- Attività da svolgere:
(a) Rispondi alle seguenti domande sul testo dedicato alla Signora Olga.
(i) In che anno Fernanda lasciò la redazione della rivista?
(ii) Chi cura il ricettario del numero di settembre 2025?
(iii) A quale prezzo vengono proposti i bicchieri da whisky?
(b) Prosegui il testo dedicato alla Signora Olga a partire dall'ultima frase riportata.

- Testo scelto:
§ §
I Consigli della Signora Olga.
Olga è uno pseudonimo appartenuto in primis a Fernanda, una delle tre sorelle Gosetti Della Salda che dal 1952 rilanciarono la rivista “La Cucina Italiana”. Poi credo che i saggi consigli della “Signora Olga” avessero un tale successo tra i lettori, che lo pseudonimo dev’essere rimasto attivo anche dopo che Fernanda lasciò la redazione della rivista nel 1969. Anche io ero una sua affezionata lettrice…ma ad un certo punto la fantomatica signora è sparita nel nulla lasciando il posto a Chef in carne ed ossa (ad esempio nell’ultimo numero di settembre 2025 tutto il ricettario è a cura di Niki Romito i cui consigli aprono ogni ricetta). È passata almeno una decina di anni dalla sparizione di «La signora Olga dice che…» …eppure a me lei manca moltissimo, forse perché preferisco da sempre le cuoche vere ai grandi Chef! 😉


I bicchieri da Whisky visti sulla rivista, e ordinabili con cartolina.
«Una piacevole serata da trascorrere con gli amici, quattro chiacchiere in salotto sorseggiando un ottimo scotch nei bicchieri più adatti, come questi, piuttosto bassi e larghi con una base che appoggia bene e che non mette in pericolo moquette e divani; chi non ama tale bevanda potrà utilizzare questi splendidi bicchieri “old fashion” per servire una bibita fresca o un succo di frutta. Pratici, comodi e romantici, i nostri bicchieri sono anche molto belli in quanto decorati a mano con oro zecchino secondo la migliore tradizione italiana». Tuoi a 29.500 Lire.
§ §
- Dati forniti:

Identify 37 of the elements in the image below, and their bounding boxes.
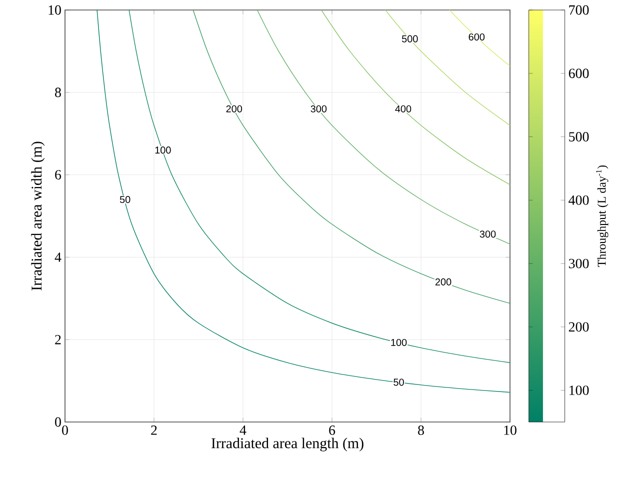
x-tick-label: 4	[240, 426, 246, 435]
series-label: 200	[435, 278, 452, 286]
x-axis-title: Irradiated area length (m)	[212, 438, 364, 452]
line-series	[385, 10, 510, 126]
x-tick-label: 8	[418, 426, 424, 435]
y-tick-label: 2	[55, 334, 61, 344]
color-bar-label: 500	[569, 132, 589, 142]
text: 50	[120, 196, 130, 204]
y-tick-label: 8	[55, 88, 61, 98]
text: 100	[155, 146, 171, 154]
line-series	[192, 10, 510, 304]
series-label: 400	[395, 105, 412, 112]
series-label: 600	[468, 33, 485, 41]
series-label: 50	[394, 378, 404, 386]
text: 300	[310, 105, 327, 112]
text: 200	[226, 105, 242, 112]
color-bar-label: 400	[568, 195, 589, 205]
series-label: 300	[480, 230, 496, 238]
x-tick-label: 6	[329, 426, 336, 435]
color-bar-title: Throughput (L day$^{-1}$)	[596, 165, 608, 267]
x-tick-label: 0	[62, 426, 68, 435]
line-series	[449, 10, 510, 66]
series-label: 500	[402, 35, 418, 42]
y-axis-title: Irradiated area width (m)	[31, 142, 45, 290]
color-bar-label: 600	[568, 68, 589, 78]
y-tick-label: 6	[55, 170, 62, 180]
y-tick-label: 10	[48, 5, 61, 15]
series-label: 100	[391, 338, 407, 346]
color-bar-label: 700	[569, 5, 589, 15]
color-bar-label: 200	[568, 322, 589, 332]
color-bar-label: 100	[570, 386, 589, 396]
x-tick-label: 2	[151, 426, 157, 435]
color-bar-label: 300	[568, 258, 589, 268]
y-tick-label: 0	[55, 417, 61, 427]
x-tick-label: 10	[504, 426, 516, 435]
line-series	[256, 10, 510, 244]
y-tick-label: 4	[54, 252, 62, 262]
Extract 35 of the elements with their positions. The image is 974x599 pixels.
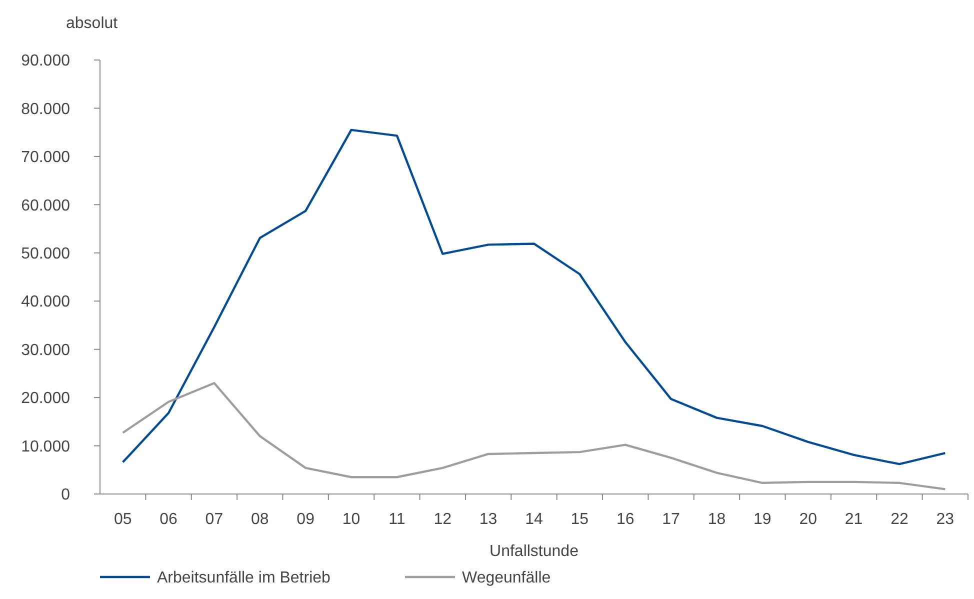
y-tick-label: 50.000 bbox=[21, 245, 70, 262]
line-series bbox=[122, 128, 946, 466]
y-tick-label: 10.000 bbox=[21, 438, 70, 456]
y-axis-title: absolut bbox=[66, 15, 118, 32]
x-tick-label: 06 bbox=[160, 511, 178, 528]
x-tick-label: 09 bbox=[296, 511, 315, 528]
y-tick-label: 20.000 bbox=[21, 390, 70, 408]
line-series bbox=[122, 382, 946, 490]
y-tick-label: 40.000 bbox=[21, 294, 70, 311]
x-tick-label: 19 bbox=[754, 511, 772, 528]
x-tick-label: 16 bbox=[616, 511, 634, 528]
legend-label: Arbeitsunfälle im Betrieb bbox=[157, 570, 331, 587]
x-tick-label: 17 bbox=[662, 511, 680, 528]
x-tick-label: 12 bbox=[434, 511, 452, 528]
y-tick-label: 70.000 bbox=[21, 149, 70, 166]
x-tick-label: 22 bbox=[890, 511, 908, 528]
x-tick-label: 23 bbox=[936, 511, 954, 528]
x-tick-label: 05 bbox=[114, 511, 132, 528]
x-tick-label: 21 bbox=[844, 511, 863, 528]
y-tick-label: 60.000 bbox=[21, 197, 70, 214]
x-tick-label: 14 bbox=[525, 511, 543, 528]
x-tick-label: 07 bbox=[205, 511, 224, 528]
x-tick-label: 15 bbox=[570, 511, 589, 528]
legend-label: Wegeunfälle bbox=[462, 570, 551, 587]
y-tick-label: 30.000 bbox=[21, 342, 70, 359]
x-tick-label: 10 bbox=[342, 511, 360, 528]
y-tick-label: 0 bbox=[61, 486, 70, 504]
y-tick-label: 90.000 bbox=[21, 52, 70, 70]
x-tick-label: 20 bbox=[799, 511, 818, 528]
x-axis-title: Unfallstunde bbox=[490, 543, 579, 560]
x-tick-label: 08 bbox=[250, 511, 269, 528]
y-tick-label: 80.000 bbox=[21, 100, 70, 118]
x-tick-label: 13 bbox=[479, 511, 498, 528]
x-tick-label: 11 bbox=[388, 511, 406, 528]
x-tick-label: 18 bbox=[708, 511, 726, 528]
§ §
- Risposte all'esercizio:
(a)
(i) Nel 1969.
(ii) Niki Romito.
(iii) A 29.500 Lire.

(b)
Cocktail Felicità
A pagina 1111 (la numerazione progressiva iniziava ogni anno e durava per 12 numeri) c’è la rubrica “Il barman in casa”. Il 1982 è l’anno di Felicità, successo incredibile e travolgente di Al Bano e Romina Power che diventa presto anche un bel cocktail a base di Amaro Averna e Prosecco… E visto che noi sappiamo benissimo com’è andata a finire tra Al Bano e Romina, il fatto di usare un amaro dentro un cocktail chiamato felicità mi sembra a dir poco profetico.

Bestie morte sulla tavola
Vorrei tanto sapere perché tra il dopoguerra e gli anni ’90 andava tantissimo l’idea raccapricciante di fotografare i cibi con accanto una bestia morta. Sono onnivora, cucino praticamente di tutto, ma di questa cosa proprio non mi capacito! Cos’è l’atavico prestigio della selvaggina da pelo e da piuma? Il trofeo della caccia esposto sulla tavola? Sono reminiscenze dei banchetti rinascimentali? (quelli con i pavoni arrostiti e poi ricoperti del loro piumaggio)? O forse è l’influenza delle nature morte seicentesche dal gusto barocco? Sono perplessa, soprattutto per l’aspetto poco igienico che queste foto evocano: oltre alla bruttezza di una bestia morta e sanguinolenta o impagliata spiaccicata lì tra i piatti io vedo soprattutto una contaminazione incrociata tra cibo cotto e materia prima cruda. Non me ne farò mai una ragione…ma per fortuna da qualche parte in quegli anni è nata una nuova sensibilità verso gli animali, e anche un altro genere di food Photography!

Ora avete capito perché volevo pagare questa rivista pochi centesimi? Insomma belli gli anni ‘80. Ci sono anche nata, ma tutto sommato non ci vivrei…non più almeno!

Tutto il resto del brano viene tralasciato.